[TESTO DELLA PAGINA]:
====

Treno tamponato, scontro di perizie

Igor Traboni

da Roccasecca (Frosinone)

Due treni che si scontrano, 69 feriti (di cui 11 in gravi condizioni) e ben quattro perizie. E chissà quanti mesi occorreranno adesso per conoscere la verità sul tremendo incidente dell’altro ieri nella stazioncina ciociara di Roccasecca, quando due treni, colmi di pendolari, si sono praticamente accartocciati l’uno sopra l’altro. Le perizie sono state ordinate dalla Procura di Cassino, che ha aperto un fascicolo per disastro colposo; dal ministero dei Trasporti; dalle Ferrovie e dalla Regione Lazio.
Prima di quello che potrebbe profilarsi come uno scontro di perizie, la verità potrebbe comunque arrivare dalla lettura della scatola nera, lo speciale apparecchio, per molti versi simile a quello utilizzato dagli aerei, che registra tutto quello che succede ad un treno lungo il percorso. In questo caso, al vecchio e malandato convoglio Roma-Campobasso, il treno che è andato ad urtare contro il Roma-Cassino, fermo alla stazione in attesa di ripartire, praticamente sprovvisto di qualsiasi dotazione di sicurezza capace di sopperire all’eventuale errore umano o a guasti tecnici lungo la linea. La domanda a cui rispondere è soprattutto una: di che colore erano i due semafori incontrati dal treno prima di arrivare in stazione?
Anche ieri il sostituto procuratore di Cassino, Beatrice Siravo, ha interrogato i due macchinisti del Roma-Campobasso e questi hanno confermato di aver incontrato solo segnali verdi e che quindi la linea per loro era libera. Solo quando si sono resi conto che il binario era occupato, hanno azionato i freni e allertato i viaggiatori a cercare rifugio nelle carrozze di coda, ma oramai era tardi.

====

[COMPITO 1]: Puoi estrarre dall'articolo sul tamponamento di Roccasecca il brano che parte da "Treno tamponato, scontro" e prosegue fino a "dalla Regione Lazio."?
[COMPITO 2]: Come andrebbe avanti l'articolo sullo scontro tra treni a Roccasecca? Prolungalo a partire dalla sua ultima frase.

====

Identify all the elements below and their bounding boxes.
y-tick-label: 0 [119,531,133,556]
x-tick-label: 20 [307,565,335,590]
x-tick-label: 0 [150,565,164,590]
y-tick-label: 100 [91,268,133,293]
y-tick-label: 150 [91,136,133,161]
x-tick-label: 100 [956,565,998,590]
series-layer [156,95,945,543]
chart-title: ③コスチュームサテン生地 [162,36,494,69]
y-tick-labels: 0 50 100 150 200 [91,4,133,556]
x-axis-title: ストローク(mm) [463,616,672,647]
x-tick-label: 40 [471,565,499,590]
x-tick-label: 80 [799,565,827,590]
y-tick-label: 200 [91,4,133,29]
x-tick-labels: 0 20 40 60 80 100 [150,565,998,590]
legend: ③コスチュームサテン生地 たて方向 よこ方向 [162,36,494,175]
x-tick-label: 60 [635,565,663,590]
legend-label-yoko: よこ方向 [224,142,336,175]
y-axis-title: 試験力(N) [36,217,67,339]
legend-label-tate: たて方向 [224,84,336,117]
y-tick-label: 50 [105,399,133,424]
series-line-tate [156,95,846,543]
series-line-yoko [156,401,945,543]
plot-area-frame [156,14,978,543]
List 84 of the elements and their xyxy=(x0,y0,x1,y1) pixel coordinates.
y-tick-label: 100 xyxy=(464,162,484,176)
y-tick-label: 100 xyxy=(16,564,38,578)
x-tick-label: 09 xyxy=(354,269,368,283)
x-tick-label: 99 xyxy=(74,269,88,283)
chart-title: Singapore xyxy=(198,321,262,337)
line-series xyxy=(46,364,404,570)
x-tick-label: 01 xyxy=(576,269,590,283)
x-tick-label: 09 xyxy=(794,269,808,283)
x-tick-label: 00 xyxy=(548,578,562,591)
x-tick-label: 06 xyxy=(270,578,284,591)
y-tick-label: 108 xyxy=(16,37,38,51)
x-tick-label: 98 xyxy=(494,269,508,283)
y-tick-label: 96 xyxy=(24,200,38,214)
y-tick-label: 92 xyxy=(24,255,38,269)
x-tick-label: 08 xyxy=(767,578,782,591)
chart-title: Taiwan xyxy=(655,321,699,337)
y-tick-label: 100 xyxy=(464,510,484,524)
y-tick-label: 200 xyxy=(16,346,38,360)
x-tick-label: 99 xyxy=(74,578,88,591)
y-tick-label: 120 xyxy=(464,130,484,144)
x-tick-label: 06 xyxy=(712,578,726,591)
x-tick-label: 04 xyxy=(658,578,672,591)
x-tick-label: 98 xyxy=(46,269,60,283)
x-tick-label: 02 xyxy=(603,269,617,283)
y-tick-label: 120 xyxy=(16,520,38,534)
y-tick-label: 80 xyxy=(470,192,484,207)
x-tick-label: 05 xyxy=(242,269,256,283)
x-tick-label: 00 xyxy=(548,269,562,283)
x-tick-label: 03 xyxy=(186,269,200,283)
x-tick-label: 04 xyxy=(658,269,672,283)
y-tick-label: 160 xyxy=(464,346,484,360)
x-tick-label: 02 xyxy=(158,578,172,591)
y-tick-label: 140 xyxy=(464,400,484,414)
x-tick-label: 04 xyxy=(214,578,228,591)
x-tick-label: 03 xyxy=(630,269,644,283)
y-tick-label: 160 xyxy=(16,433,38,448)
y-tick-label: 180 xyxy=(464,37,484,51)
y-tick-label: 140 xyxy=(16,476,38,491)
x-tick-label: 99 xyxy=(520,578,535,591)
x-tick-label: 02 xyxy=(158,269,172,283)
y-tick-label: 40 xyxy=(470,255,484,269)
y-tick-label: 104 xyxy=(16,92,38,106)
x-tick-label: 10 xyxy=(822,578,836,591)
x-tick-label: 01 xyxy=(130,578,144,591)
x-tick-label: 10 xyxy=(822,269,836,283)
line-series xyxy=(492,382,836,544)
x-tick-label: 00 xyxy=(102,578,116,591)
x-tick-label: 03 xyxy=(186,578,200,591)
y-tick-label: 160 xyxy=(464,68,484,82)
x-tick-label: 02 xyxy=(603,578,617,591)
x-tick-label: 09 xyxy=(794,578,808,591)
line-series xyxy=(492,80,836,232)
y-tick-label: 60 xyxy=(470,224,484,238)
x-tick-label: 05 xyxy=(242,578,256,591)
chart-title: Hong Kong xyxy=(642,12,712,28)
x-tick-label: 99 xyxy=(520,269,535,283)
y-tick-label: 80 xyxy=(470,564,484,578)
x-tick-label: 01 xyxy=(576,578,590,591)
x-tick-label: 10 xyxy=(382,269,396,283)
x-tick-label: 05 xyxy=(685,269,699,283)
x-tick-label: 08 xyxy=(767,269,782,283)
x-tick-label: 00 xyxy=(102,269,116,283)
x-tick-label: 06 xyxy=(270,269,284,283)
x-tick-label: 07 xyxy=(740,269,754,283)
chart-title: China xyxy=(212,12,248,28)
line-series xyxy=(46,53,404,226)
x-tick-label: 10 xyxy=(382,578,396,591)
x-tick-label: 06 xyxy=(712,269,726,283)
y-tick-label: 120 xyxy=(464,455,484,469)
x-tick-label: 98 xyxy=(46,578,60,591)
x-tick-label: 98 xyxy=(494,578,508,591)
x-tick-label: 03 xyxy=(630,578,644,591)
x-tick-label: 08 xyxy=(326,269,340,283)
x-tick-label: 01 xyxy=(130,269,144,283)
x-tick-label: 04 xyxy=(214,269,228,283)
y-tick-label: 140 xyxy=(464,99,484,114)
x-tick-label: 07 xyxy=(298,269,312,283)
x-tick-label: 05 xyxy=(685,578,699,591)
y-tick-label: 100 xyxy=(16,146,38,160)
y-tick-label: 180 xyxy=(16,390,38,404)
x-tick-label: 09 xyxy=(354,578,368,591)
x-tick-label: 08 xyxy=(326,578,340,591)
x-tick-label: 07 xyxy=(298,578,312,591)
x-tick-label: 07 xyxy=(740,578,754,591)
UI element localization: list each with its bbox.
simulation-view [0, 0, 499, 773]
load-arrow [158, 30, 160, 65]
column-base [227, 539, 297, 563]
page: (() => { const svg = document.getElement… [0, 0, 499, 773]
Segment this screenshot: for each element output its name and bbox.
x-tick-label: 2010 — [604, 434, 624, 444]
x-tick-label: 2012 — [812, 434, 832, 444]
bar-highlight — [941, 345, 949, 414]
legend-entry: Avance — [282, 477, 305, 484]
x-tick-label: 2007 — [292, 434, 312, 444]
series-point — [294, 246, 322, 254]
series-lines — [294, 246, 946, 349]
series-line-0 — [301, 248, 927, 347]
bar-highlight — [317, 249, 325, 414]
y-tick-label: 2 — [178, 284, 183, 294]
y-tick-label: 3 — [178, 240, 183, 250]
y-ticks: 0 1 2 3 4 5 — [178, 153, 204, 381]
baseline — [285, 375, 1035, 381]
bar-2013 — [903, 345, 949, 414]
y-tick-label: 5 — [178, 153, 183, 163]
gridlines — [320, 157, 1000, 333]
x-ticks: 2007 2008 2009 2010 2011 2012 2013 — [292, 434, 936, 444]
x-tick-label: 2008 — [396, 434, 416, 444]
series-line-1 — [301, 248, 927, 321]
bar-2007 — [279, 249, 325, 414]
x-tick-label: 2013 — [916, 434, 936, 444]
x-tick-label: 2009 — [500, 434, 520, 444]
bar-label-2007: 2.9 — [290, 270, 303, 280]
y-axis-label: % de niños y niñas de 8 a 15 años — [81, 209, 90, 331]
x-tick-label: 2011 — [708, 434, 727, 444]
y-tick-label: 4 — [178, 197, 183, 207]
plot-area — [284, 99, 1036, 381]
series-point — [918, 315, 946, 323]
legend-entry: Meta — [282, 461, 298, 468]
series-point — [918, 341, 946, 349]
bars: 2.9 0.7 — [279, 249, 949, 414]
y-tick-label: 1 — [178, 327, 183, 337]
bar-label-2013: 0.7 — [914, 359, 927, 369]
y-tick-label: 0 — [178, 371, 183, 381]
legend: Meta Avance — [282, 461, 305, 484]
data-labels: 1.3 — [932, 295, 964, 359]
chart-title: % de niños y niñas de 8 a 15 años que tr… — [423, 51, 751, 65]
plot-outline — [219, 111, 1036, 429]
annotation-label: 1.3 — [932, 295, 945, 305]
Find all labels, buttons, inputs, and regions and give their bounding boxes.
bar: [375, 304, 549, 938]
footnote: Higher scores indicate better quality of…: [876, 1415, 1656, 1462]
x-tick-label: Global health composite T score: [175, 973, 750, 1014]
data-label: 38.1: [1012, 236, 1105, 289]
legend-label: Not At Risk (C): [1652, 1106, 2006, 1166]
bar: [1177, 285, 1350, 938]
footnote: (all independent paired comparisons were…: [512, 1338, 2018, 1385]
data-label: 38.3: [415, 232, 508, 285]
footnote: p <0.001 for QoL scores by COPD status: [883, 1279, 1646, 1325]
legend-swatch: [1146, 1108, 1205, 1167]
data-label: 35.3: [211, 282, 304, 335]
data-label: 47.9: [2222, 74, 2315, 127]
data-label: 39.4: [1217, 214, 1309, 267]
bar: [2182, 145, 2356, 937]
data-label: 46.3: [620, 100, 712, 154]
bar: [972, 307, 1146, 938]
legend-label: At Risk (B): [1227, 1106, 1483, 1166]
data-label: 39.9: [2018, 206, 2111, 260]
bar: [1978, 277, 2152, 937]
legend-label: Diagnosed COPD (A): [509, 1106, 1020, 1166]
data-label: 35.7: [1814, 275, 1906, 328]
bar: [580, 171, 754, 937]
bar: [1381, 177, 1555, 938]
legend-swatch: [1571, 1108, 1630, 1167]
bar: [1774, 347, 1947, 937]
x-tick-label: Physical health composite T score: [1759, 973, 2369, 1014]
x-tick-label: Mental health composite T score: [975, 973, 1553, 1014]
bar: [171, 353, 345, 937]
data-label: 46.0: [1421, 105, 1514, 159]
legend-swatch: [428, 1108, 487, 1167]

====

[RISPOSTA 1]:
Treno tamponato, scontro di perizie

Igor Traboni

da Roccasecca (Frosinone)

Due treni che si scontrano, 69 feriti (di cui 11 in gravi condizioni) e ben quattro perizie. E chissà quanti mesi occorreranno adesso per conoscere la verità sul tremendo incidente dell’altro ieri nella stazioncina ciociara di Roccasecca, quando due treni, colmi di pendolari, si sono praticamente accartocciati l’uno sopra l’altro. Le perizie sono state ordinate dalla Procura di Cassino, che ha aperto un fascicolo per disastro colposo; dal ministero dei Trasporti; dalle Ferrovie e dalla Regione Lazio.

[RISPOSTA 2]:
Di ben altro avviso il personale della stazione di Roccasecca, che invece continua ad insistere sulla presenza di due segnali di stop, che il treno in corsa avrebbe ignorato. Per quanto riguarda il numero dei feriti, dopo che per tutta l’altra notte i vigili del fuoco hanno lavorato per aprire un paio di carrozze come scatole di sardine scongiurando così la presenza di corpi all’interno, la Questura di Frosinone ha ufficializzato il numero dei feriti: sono 69, di cui dieci in gravi condizioni. Alcuni di loro già ieri hanno cominciato a lasciare gli ospedali della provincia. Si tratta soprattutto di pendolari e studenti del Cassinate e del Molise.
E proprio del Molise, del paesino di Ferrazzano, è originaria la famiglia di Gabriella, la bambina di 8 anni ricoverata in coma al San Camillo di Roma. Con il papà, la mamma e due fratelli di 17 e 12 anni tornava nel paese d’origine dall’Inghilterra, dove il capofamiglia Antonio Valillo, si era trasferito da giovane in cerca di lavoro. Tornavano per le vacanze di Natale e proprio Gabriella era la più entusiasta per questo lungo viaggio in treno. Anche la madre è gravissima, mentre il papà è stato operato d’urgenza ieri mattina, a Cassino, per tamponare un’improvvisa emorragia e le sue condizioni sono disperate.
A 24 ore dal disastro, ieri pomeriggio i treni hanno ricominciato lentamente a transitare su uno dei quattro binari della stazione di Roccasecca, riaperto al traffico. Sulla stazione in quel preciso istante è calato un grande silenzio e anche le gru, ancora intente a rimuovere gli ultimi rottami dei treni scontratisi, si sono fermate, come partecipando a quel grande momento di commozione.